EXCERPTED DATA:
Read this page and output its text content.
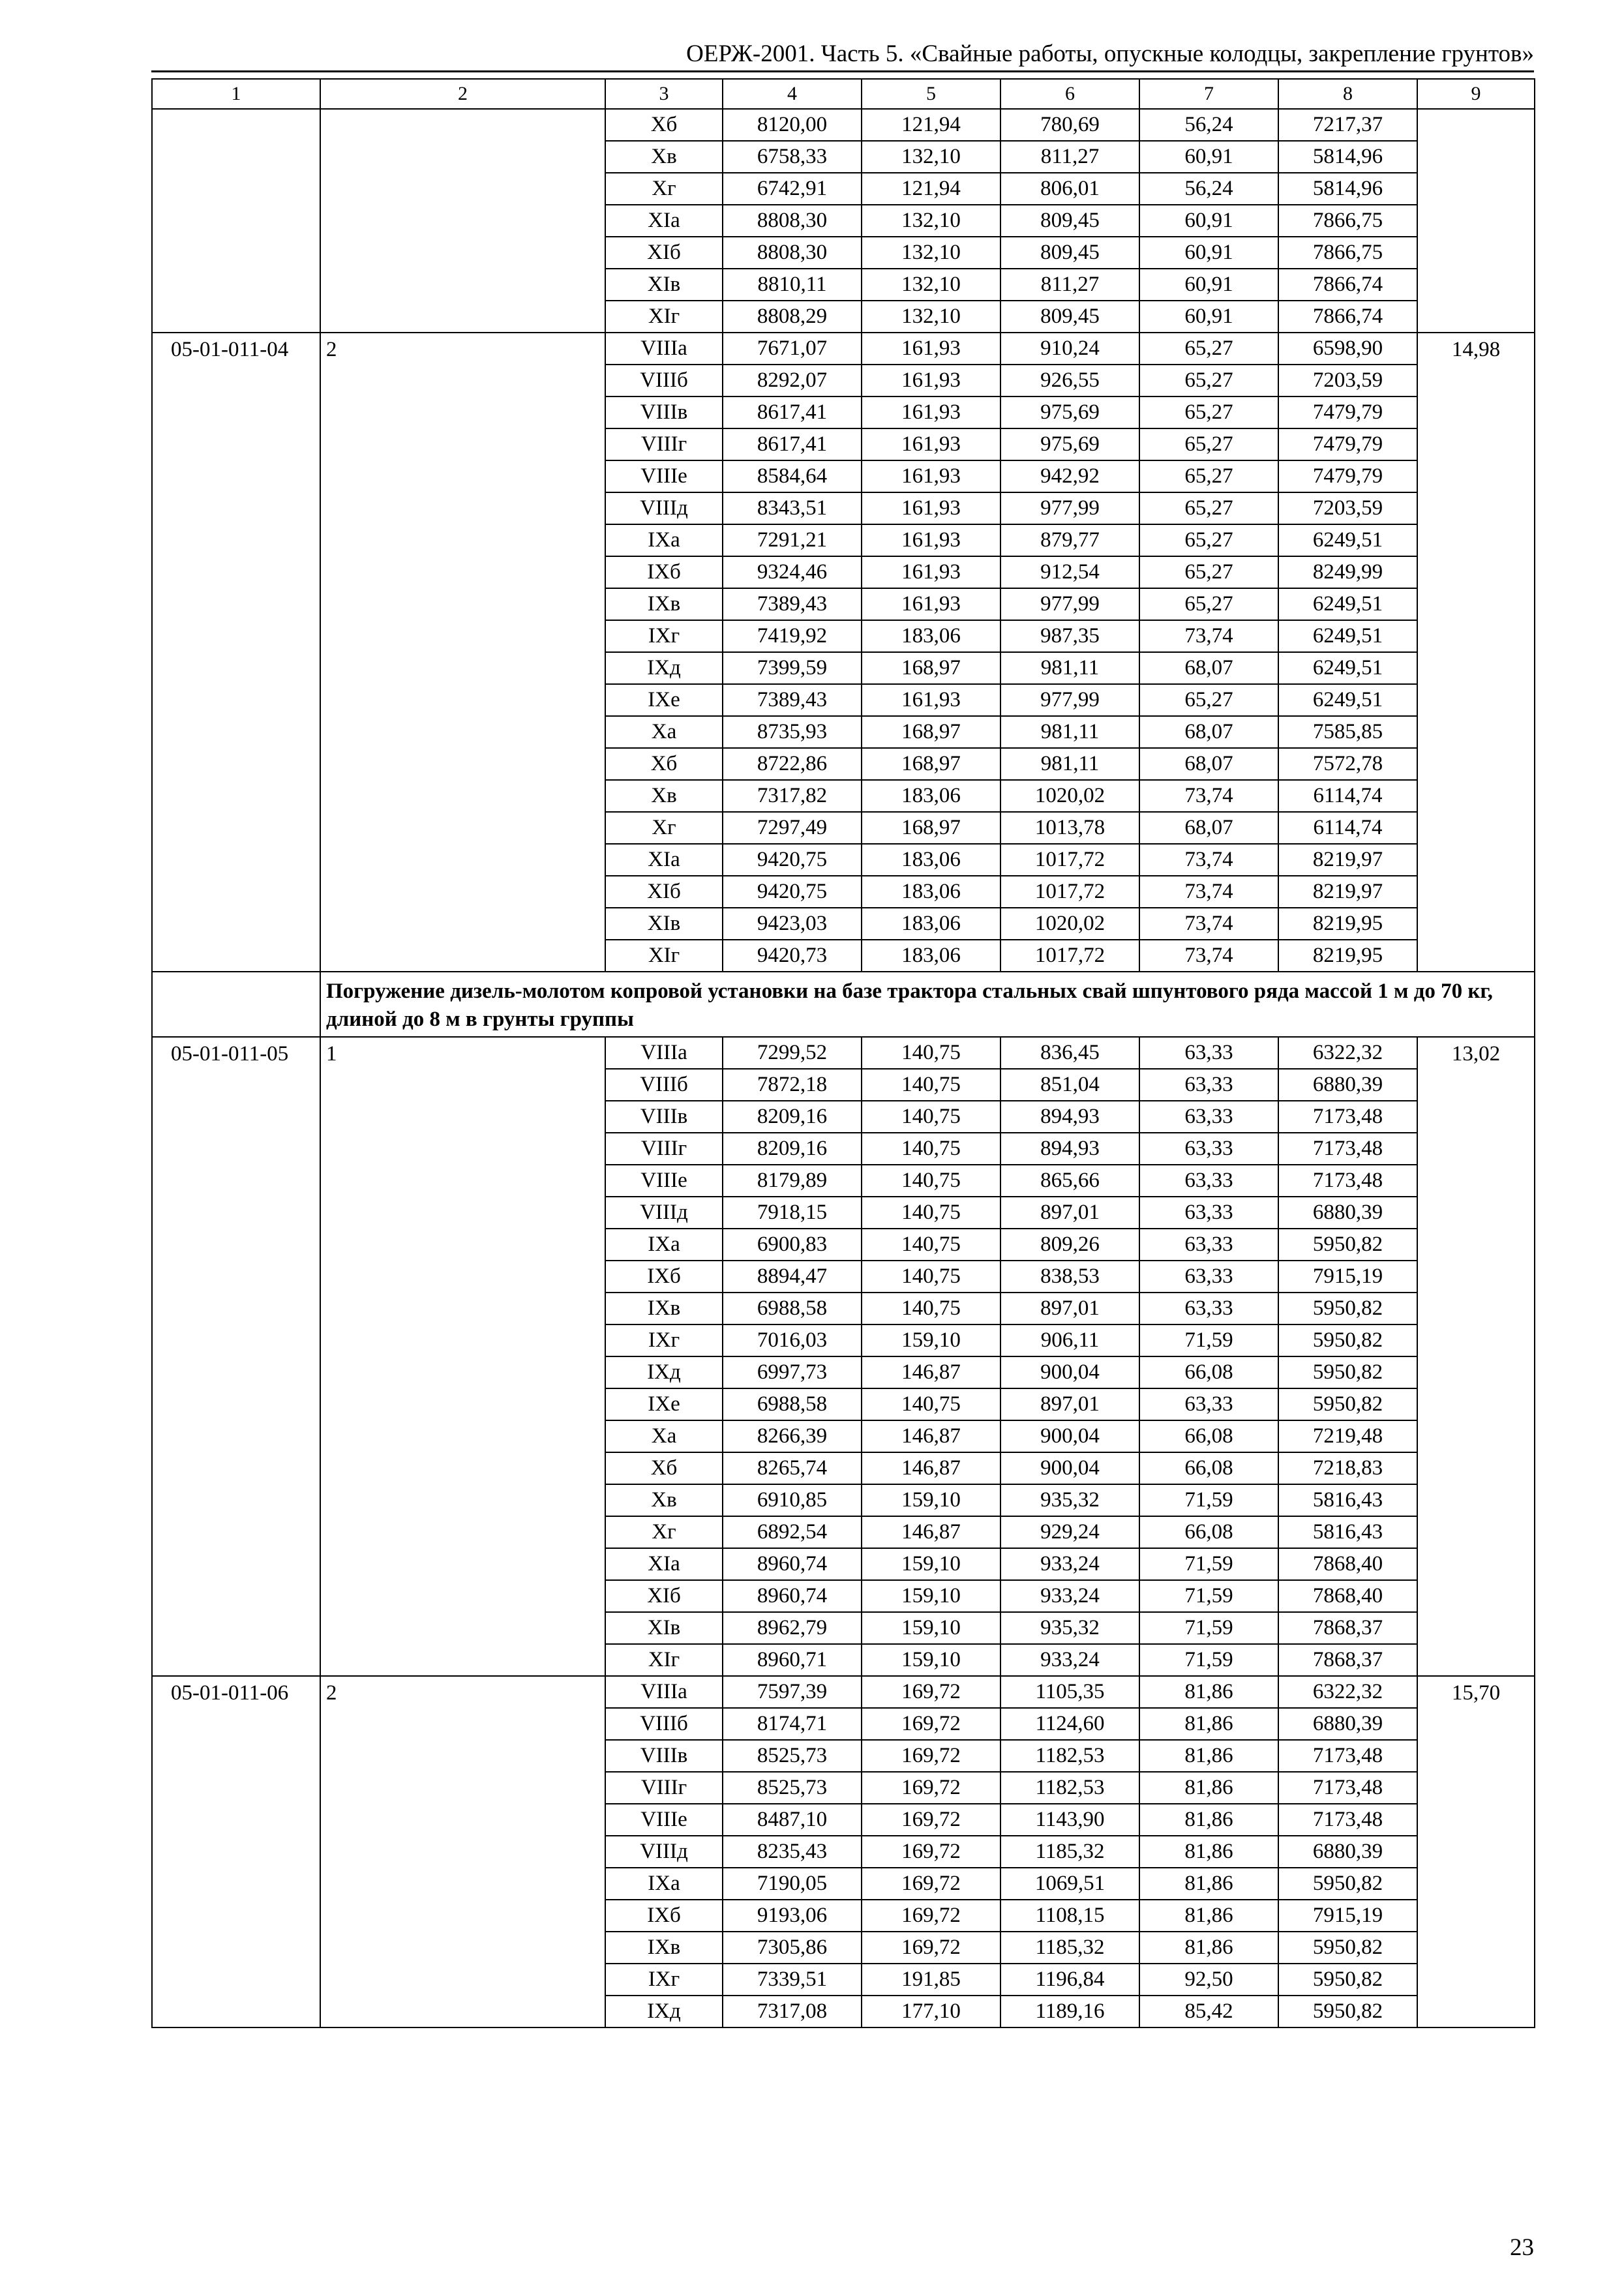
ОЕРЖ-2001. Часть 5. «Свайные работы, опускные колодцы, закрепление грунтов»
1	2	3	4	5	6	7	8	9
		Xб	8120,00	121,94	780,69	56,24	7217,37	
		Xв	6758,33	132,10	811,27	60,91	5814,96	
		Xг	6742,91	121,94	806,01	56,24	5814,96	
		XIа	8808,30	132,10	809,45	60,91	7866,75	
		XIб	8808,30	132,10	809,45	60,91	7866,75	
		XIв	8810,11	132,10	811,27	60,91	7866,74	
		XIг	8808,29	132,10	809,45	60,91	7866,74	
05-01-011-04	2	VIIIа	7671,07	161,93	910,24	65,27	6598,90	14,98
		VIIIб	8292,07	161,93	926,55	65,27	7203,59	
		VIIIв	8617,41	161,93	975,69	65,27	7479,79	
		VIIIг	8617,41	161,93	975,69	65,27	7479,79	
		VIIIе	8584,64	161,93	942,92	65,27	7479,79	
		VIIIд	8343,51	161,93	977,99	65,27	7203,59	
		IXа	7291,21	161,93	879,77	65,27	6249,51	
		IXб	9324,46	161,93	912,54	65,27	8249,99	
		IXв	7389,43	161,93	977,99	65,27	6249,51	
		IXг	7419,92	183,06	987,35	73,74	6249,51	
		IXд	7399,59	168,97	981,11	68,07	6249,51	
		IXе	7389,43	161,93	977,99	65,27	6249,51	
		Xа	8735,93	168,97	981,11	68,07	7585,85	
		Xб	8722,86	168,97	981,11	68,07	7572,78	
		Xв	7317,82	183,06	1020,02	73,74	6114,74	
		Xг	7297,49	168,97	1013,78	68,07	6114,74	
		XIа	9420,75	183,06	1017,72	73,74	8219,97	
		XIб	9420,75	183,06	1017,72	73,74	8219,97	
		XIв	9423,03	183,06	1020,02	73,74	8219,95	
		XIг	9420,73	183,06	1017,72	73,74	8219,95	
	Погружение дизель-молотом копровой установки на базе трактора стальных свай шпунтового ряда массой 1 м до 70 кг, длиной до 8 м в грунты группы							
05-01-011-05	1	VIIIа	7299,52	140,75	836,45	63,33	6322,32	13,02
		VIIIб	7872,18	140,75	851,04	63,33	6880,39	
		VIIIв	8209,16	140,75	894,93	63,33	7173,48	
		VIIIг	8209,16	140,75	894,93	63,33	7173,48	
		VIIIе	8179,89	140,75	865,66	63,33	7173,48	
		VIIIд	7918,15	140,75	897,01	63,33	6880,39	
		IXа	6900,83	140,75	809,26	63,33	5950,82	
		IXб	8894,47	140,75	838,53	63,33	7915,19	
		IXв	6988,58	140,75	897,01	63,33	5950,82	
		IXг	7016,03	159,10	906,11	71,59	5950,82	
		IXд	6997,73	146,87	900,04	66,08	5950,82	
		IXе	6988,58	140,75	897,01	63,33	5950,82	
		Xа	8266,39	146,87	900,04	66,08	7219,48	
		Xб	8265,74	146,87	900,04	66,08	7218,83	
		Xв	6910,85	159,10	935,32	71,59	5816,43	
		Xг	6892,54	146,87	929,24	66,08	5816,43	
		XIа	8960,74	159,10	933,24	71,59	7868,40	
		XIб	8960,74	159,10	933,24	71,59	7868,40	
		XIв	8962,79	159,10	935,32	71,59	7868,37	
		XIг	8960,71	159,10	933,24	71,59	7868,37	
05-01-011-06	2	VIIIа	7597,39	169,72	1105,35	81,86	6322,32	15,70
		VIIIб	8174,71	169,72	1124,60	81,86	6880,39	
		VIIIв	8525,73	169,72	1182,53	81,86	7173,48	
		VIIIг	8525,73	169,72	1182,53	81,86	7173,48	
		VIIIе	8487,10	169,72	1143,90	81,86	7173,48	
		VIIIд	8235,43	169,72	1185,32	81,86	6880,39	
		IXа	7190,05	169,72	1069,51	81,86	5950,82	
		IXб	9193,06	169,72	1108,15	81,86	7915,19	
		IXв	7305,86	169,72	1185,32	81,86	5950,82	
		IXг	7339,51	191,85	1196,84	92,50	5950,82	
		IXд	7317,08	177,10	1189,16	85,42	5950,82	
23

TASK TO COMPLETE:
Give the count of lines in the listing that hold the word "VIIIе", with no other text.

FINAL ANSWER:
3